Goal of the exercise
Substitute "dissolution" for "solubility" in the rows from the line containing "Text: DNBA and" through the line containing "Text: cessing, pharmaceutical", both ends included. Return only those lines, with everything else unchanged.

start Data shown

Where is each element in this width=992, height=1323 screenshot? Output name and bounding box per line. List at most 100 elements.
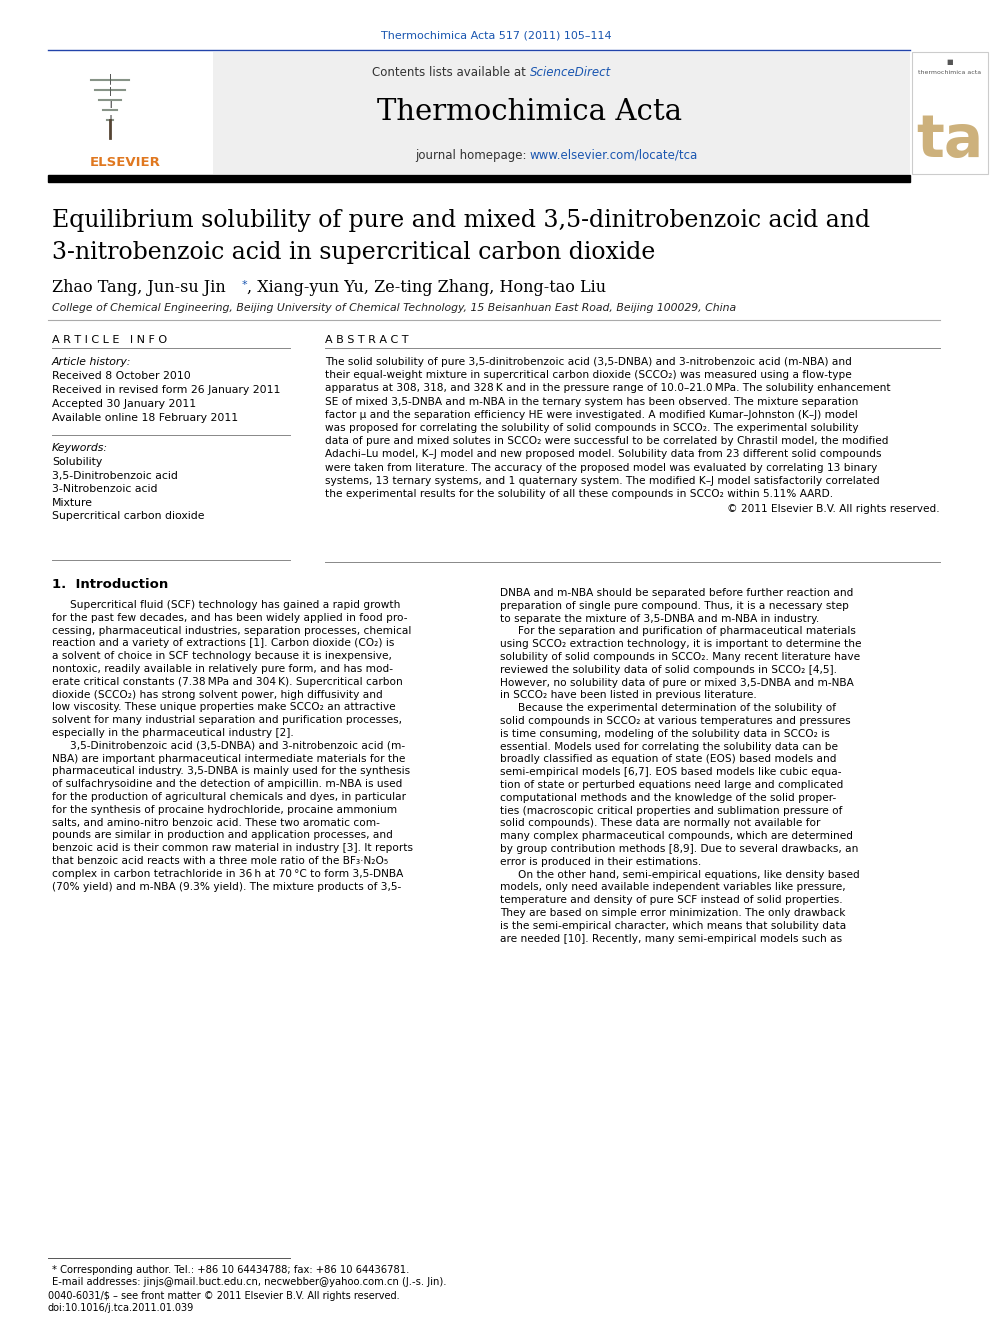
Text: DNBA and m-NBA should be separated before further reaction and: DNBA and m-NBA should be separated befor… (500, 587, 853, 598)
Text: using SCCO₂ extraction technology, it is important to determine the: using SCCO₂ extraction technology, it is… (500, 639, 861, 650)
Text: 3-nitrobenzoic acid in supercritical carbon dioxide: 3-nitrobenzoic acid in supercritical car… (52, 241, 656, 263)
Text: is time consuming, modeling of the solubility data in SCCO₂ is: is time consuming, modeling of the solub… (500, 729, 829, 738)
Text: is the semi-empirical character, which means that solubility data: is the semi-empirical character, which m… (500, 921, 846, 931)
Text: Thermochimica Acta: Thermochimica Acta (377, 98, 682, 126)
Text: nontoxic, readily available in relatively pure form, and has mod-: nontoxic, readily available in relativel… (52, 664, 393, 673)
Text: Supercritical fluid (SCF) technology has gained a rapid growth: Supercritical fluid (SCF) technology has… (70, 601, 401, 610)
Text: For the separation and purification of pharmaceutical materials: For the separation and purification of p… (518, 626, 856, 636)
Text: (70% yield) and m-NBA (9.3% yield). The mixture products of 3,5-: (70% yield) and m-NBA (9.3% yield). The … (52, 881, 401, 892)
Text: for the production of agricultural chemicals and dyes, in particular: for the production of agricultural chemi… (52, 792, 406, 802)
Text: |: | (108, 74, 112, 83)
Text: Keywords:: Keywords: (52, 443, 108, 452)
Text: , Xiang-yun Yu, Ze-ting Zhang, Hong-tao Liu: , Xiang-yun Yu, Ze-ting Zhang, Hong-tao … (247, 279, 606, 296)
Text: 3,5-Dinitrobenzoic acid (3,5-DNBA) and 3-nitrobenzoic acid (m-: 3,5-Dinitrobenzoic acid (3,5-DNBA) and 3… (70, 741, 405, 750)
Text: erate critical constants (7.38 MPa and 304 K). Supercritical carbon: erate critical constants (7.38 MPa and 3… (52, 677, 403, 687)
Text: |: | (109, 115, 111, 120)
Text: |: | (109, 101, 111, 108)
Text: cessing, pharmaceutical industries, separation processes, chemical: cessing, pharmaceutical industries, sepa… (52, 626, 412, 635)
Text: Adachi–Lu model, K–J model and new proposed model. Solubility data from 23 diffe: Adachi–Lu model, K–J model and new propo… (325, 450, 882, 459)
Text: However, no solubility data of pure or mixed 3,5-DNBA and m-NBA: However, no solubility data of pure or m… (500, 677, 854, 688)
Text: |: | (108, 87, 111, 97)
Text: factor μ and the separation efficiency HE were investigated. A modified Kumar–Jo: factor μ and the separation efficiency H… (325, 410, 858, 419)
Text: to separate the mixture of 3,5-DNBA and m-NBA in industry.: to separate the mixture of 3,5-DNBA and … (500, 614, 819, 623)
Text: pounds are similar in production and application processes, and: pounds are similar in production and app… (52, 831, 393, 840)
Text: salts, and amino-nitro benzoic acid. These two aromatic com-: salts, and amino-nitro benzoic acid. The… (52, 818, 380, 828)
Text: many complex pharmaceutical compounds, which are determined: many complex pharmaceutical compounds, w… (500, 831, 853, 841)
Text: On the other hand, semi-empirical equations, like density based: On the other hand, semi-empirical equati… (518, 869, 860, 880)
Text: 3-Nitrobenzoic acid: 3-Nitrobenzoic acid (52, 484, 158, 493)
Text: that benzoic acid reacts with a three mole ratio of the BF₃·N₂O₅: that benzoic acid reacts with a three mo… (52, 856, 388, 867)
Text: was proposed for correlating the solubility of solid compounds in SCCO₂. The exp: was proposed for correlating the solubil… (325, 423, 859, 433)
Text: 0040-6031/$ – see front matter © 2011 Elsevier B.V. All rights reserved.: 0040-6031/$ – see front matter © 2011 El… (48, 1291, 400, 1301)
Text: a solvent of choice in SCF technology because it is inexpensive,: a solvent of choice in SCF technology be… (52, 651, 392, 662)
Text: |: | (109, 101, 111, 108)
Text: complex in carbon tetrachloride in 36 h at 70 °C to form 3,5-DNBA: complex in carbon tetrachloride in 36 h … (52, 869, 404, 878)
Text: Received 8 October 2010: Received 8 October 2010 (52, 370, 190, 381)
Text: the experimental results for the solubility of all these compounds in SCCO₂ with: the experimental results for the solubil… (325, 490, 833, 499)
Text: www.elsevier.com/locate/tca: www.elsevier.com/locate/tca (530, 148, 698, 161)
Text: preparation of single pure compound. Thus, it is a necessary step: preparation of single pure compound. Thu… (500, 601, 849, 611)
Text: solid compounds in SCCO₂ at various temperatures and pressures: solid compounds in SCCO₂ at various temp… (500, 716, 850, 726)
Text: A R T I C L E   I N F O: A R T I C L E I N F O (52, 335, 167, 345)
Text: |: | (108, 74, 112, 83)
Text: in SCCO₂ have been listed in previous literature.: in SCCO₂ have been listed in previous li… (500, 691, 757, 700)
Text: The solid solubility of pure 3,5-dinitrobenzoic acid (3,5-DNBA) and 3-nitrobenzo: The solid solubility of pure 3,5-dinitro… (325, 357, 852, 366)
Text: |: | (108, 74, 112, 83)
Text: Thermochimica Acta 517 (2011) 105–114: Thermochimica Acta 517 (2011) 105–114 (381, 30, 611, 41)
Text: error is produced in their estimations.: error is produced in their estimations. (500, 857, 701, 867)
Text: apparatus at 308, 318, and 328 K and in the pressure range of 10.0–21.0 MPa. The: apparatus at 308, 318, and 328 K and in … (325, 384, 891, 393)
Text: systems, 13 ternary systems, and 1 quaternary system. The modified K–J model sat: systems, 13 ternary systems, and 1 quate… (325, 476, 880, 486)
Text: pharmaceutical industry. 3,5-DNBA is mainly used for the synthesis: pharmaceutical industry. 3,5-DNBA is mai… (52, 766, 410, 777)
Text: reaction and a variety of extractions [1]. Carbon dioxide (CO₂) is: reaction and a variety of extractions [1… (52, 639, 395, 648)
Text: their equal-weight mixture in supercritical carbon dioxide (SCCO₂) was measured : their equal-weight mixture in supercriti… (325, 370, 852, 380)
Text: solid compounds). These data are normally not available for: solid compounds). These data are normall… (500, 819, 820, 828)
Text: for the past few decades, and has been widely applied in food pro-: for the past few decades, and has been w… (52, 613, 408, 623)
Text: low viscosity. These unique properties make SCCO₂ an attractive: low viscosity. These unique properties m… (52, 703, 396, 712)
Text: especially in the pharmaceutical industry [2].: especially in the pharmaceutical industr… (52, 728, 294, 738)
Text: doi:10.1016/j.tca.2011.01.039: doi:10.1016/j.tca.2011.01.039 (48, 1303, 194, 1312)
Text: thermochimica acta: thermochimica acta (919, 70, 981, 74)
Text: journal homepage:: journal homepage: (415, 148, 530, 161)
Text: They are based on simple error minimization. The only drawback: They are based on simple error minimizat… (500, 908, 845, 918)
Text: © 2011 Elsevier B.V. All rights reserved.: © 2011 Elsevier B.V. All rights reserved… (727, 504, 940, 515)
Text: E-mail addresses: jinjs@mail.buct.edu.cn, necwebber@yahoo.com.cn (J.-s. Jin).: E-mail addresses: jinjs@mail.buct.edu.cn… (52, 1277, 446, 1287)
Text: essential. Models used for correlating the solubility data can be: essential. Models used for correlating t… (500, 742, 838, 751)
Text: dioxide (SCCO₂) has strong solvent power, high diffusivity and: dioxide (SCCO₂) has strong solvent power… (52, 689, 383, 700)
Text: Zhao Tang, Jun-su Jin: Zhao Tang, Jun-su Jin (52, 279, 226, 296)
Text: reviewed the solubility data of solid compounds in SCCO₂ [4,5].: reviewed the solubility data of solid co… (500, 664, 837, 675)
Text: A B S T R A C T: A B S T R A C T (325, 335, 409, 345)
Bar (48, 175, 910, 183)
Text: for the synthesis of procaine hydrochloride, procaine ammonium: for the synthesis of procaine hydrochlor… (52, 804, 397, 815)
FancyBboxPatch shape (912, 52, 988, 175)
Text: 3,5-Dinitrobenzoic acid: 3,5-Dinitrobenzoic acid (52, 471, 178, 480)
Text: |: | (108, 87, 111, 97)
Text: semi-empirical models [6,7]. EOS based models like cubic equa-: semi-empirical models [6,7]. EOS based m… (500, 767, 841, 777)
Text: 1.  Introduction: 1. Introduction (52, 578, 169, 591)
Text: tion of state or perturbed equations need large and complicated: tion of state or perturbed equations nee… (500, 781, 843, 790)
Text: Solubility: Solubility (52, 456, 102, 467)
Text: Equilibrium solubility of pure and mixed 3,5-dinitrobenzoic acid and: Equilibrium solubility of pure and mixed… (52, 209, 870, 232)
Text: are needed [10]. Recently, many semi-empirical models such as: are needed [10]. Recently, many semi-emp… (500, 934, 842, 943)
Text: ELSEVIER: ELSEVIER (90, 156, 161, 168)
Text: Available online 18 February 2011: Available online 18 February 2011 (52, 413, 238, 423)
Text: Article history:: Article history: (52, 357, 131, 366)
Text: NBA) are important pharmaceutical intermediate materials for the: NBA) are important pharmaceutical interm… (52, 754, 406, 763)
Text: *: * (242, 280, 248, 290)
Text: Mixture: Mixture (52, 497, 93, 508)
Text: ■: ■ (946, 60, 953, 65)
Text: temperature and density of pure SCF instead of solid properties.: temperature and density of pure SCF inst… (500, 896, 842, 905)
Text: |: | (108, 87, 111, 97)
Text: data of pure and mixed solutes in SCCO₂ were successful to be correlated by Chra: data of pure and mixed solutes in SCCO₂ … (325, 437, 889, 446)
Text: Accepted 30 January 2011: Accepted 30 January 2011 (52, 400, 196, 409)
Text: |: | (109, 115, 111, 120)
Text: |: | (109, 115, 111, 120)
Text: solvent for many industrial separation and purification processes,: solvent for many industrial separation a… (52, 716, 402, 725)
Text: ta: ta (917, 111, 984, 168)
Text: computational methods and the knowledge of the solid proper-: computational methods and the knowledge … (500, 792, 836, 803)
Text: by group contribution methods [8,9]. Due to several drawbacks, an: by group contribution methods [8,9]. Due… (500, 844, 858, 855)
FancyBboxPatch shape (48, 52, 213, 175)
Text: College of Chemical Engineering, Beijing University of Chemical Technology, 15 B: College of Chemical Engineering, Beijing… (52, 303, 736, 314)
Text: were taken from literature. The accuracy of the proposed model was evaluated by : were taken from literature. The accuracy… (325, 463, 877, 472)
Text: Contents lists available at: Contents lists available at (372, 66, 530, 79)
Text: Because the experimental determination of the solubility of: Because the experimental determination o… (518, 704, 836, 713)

end Data shown

Expected answer
Text: DNBA and m-NBA should be separated before further reaction and: DNBA and m-NBA should be separated befor… (500, 587, 853, 598)
Text: using SCCO₂ extraction technology, it is important to determine the: using SCCO₂ extraction technology, it is… (500, 639, 861, 650)
Text: 3-nitrobenzoic acid in supercritical carbon dioxide: 3-nitrobenzoic acid in supercritical car… (52, 241, 656, 263)
Text: is time consuming, modeling of the dissolution data in SCCO₂ is: is time consuming, modeling of the solub… (500, 729, 829, 738)
Text: is the semi-empirical character, which means that dissolution data: is the semi-empirical character, which m… (500, 921, 846, 931)
Text: Thermochimica Acta: Thermochimica Acta (377, 98, 682, 126)
Text: nontoxic, readily available in relatively pure form, and has mod-: nontoxic, readily available in relativel… (52, 664, 393, 673)
Text: Supercritical fluid (SCF) technology has gained a rapid growth: Supercritical fluid (SCF) technology has… (70, 601, 401, 610)
Text: For the separation and purification of pharmaceutical materials: For the separation and purification of p… (518, 626, 856, 636)
Text: (70% yield) and m-NBA (9.3% yield). The mixture products of 3,5-: (70% yield) and m-NBA (9.3% yield). The … (52, 881, 401, 892)
Text: for the production of agricultural chemicals and dyes, in particular: for the production of agricultural chemi… (52, 792, 406, 802)
Text: |: | (108, 74, 112, 83)
Text: Keywords:: Keywords: (52, 443, 108, 452)
Text: , Xiang-yun Yu, Ze-ting Zhang, Hong-tao Liu: , Xiang-yun Yu, Ze-ting Zhang, Hong-tao … (247, 279, 606, 296)
Text: 3,5-Dinitrobenzoic acid (3,5-DNBA) and 3-nitrobenzoic acid (m-: 3,5-Dinitrobenzoic acid (3,5-DNBA) and 3… (70, 741, 405, 750)
Text: erate critical constants (7.38 MPa and 304 K). Supercritical carbon: erate critical constants (7.38 MPa and 3… (52, 677, 403, 687)
Text: |: | (109, 115, 111, 120)
Text: |: | (109, 101, 111, 108)
Text: cessing, pharmaceutical industries, separation processes, chemical: cessing, pharmaceutical industries, sepa… (52, 626, 412, 635)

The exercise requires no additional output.